Instruction:
Lay out the entries as a Markdown table with columns "Row" and "Entry line," beginning at the first line and ending at the line containing "96, 57, 110]", both included. Leave out any blank lines.

— BEGIN Source data —

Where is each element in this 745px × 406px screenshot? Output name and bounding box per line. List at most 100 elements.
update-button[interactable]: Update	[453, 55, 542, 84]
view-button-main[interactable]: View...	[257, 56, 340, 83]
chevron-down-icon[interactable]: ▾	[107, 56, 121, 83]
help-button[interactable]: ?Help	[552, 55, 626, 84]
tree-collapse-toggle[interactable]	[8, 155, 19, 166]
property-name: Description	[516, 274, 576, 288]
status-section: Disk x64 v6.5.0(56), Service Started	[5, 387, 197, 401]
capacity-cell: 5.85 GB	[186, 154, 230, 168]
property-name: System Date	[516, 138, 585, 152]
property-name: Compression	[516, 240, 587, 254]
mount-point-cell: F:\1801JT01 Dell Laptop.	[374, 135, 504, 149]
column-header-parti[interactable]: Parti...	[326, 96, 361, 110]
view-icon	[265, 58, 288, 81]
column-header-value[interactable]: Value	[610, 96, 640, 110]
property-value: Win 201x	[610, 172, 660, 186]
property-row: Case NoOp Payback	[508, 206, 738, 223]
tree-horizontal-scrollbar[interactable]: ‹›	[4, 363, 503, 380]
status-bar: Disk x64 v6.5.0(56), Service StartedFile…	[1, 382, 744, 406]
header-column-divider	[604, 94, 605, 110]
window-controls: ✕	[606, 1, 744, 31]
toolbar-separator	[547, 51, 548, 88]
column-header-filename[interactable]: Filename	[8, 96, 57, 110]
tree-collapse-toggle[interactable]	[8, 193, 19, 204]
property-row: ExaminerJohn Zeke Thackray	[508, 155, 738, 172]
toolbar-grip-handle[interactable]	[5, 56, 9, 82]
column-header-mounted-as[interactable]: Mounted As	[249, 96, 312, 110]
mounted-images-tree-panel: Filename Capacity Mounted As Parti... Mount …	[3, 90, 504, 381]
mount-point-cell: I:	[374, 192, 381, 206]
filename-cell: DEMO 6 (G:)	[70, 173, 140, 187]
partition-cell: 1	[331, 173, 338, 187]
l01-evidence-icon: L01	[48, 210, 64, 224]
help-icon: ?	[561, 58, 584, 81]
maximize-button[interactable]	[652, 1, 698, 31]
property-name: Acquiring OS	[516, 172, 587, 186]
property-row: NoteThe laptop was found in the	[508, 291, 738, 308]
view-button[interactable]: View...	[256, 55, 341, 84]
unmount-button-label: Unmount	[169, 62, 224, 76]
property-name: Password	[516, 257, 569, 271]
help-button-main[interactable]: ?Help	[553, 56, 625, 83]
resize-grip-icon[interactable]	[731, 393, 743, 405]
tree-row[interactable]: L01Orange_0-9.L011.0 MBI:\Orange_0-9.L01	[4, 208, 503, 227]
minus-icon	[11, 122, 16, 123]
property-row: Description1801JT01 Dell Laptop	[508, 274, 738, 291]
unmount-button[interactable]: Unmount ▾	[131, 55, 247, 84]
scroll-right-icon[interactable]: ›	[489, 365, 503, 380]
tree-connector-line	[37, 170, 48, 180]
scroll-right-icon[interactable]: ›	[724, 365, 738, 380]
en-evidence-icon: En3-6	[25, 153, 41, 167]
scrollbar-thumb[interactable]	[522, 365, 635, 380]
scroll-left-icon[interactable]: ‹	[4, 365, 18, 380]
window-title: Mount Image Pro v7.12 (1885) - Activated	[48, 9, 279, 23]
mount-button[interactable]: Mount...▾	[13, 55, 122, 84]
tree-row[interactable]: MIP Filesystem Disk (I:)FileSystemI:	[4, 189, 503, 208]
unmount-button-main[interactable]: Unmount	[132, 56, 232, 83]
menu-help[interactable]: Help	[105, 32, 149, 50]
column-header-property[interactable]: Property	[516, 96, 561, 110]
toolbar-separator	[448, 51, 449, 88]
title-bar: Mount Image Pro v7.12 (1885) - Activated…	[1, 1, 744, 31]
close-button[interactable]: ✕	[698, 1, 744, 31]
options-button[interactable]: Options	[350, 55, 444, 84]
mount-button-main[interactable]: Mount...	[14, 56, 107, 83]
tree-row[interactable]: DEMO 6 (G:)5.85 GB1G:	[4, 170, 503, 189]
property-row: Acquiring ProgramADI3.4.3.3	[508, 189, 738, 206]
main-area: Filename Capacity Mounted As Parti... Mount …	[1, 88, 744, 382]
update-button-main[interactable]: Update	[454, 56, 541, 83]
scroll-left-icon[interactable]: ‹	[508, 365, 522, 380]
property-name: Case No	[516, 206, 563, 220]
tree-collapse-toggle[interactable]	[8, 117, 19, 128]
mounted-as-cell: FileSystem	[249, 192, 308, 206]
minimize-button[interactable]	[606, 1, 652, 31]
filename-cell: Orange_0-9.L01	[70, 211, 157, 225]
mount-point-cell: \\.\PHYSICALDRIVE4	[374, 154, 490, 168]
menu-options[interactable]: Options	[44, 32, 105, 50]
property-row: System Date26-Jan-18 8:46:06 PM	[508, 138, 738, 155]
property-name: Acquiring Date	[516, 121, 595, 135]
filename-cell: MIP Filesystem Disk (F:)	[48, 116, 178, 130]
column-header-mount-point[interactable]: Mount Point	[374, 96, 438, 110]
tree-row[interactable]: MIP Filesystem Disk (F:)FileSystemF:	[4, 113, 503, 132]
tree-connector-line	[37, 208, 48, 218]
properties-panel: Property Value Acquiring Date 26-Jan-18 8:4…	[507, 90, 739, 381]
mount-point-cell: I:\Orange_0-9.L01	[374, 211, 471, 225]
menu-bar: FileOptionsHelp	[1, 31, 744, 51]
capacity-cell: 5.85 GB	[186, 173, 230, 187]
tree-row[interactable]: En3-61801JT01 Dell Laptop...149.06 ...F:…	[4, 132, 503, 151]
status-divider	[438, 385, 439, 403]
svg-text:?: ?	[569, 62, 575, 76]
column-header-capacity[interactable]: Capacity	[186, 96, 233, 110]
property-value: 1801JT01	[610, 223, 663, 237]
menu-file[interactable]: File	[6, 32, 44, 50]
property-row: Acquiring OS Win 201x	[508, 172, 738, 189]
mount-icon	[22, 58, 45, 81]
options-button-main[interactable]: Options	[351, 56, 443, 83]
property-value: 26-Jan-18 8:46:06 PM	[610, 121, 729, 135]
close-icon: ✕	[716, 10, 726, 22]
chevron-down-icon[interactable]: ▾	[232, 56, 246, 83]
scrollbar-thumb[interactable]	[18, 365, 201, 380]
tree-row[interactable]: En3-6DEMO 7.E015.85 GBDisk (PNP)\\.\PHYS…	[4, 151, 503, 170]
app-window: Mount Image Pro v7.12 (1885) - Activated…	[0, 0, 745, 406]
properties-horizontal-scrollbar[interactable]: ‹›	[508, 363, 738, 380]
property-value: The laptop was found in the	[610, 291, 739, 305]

— END Source data —

Solution:
| Row | Entry line |
|---|---|
| 1 | Where is each element in this 745px × 406px screenshot? Output name and bounding box per line. List at most 100 elements. |
| 2 | update-button[interactable]: Update	[453, 55, 542, 84] |
| 3 | view-button-main[interactable]: View...	[257, 56, 340, 83] |
| 4 | chevron-down-icon[interactable]: ▾	[107, 56, 121, 83] |
| 5 | help-button[interactable]: ?Help	[552, 55, 626, 84] |
| 6 | tree-collapse-toggle[interactable]	[8, 155, 19, 166] |
| 7 | property-name: Description	[516, 274, 576, 288] |
| 8 | status-section: Disk x64 v6.5.0(56), Service Started	[5, 387, 197, 401] |
| 9 | capacity-cell: 5.85 GB	[186, 154, 230, 168] |
| 10 | property-name: System Date	[516, 138, 585, 152] |
| 11 | property-name: Compression	[516, 240, 587, 254] |
| 12 | mount-point-cell: F:\1801JT01 Dell Laptop.	[374, 135, 504, 149] |
| 13 | column-header-parti[interactable]: Parti...	[326, 96, 361, 110] |
| 14 | view-icon	[265, 58, 288, 81] |
| 15 | column-header-value[interactable]: Value	[610, 96, 640, 110] |
| 16 | property-value: Win 201x	[610, 172, 660, 186] |
| 17 | property-row: Case NoOp Payback	[508, 206, 738, 223] |
| 18 | tree-horizontal-scrollbar[interactable]: ‹›	[4, 363, 503, 380] |
| 19 | status-bar: Disk x64 v6.5.0(56), Service StartedFile…	[1, 382, 744, 406] |
| 20 | header-column-divider	[604, 94, 605, 110] |
| 21 | window-controls: ✕	[606, 1, 744, 31] |
| 22 | toolbar-separator	[547, 51, 548, 88] |
| 23 | column-header-filename[interactable]: Filename	[8, 96, 57, 110] |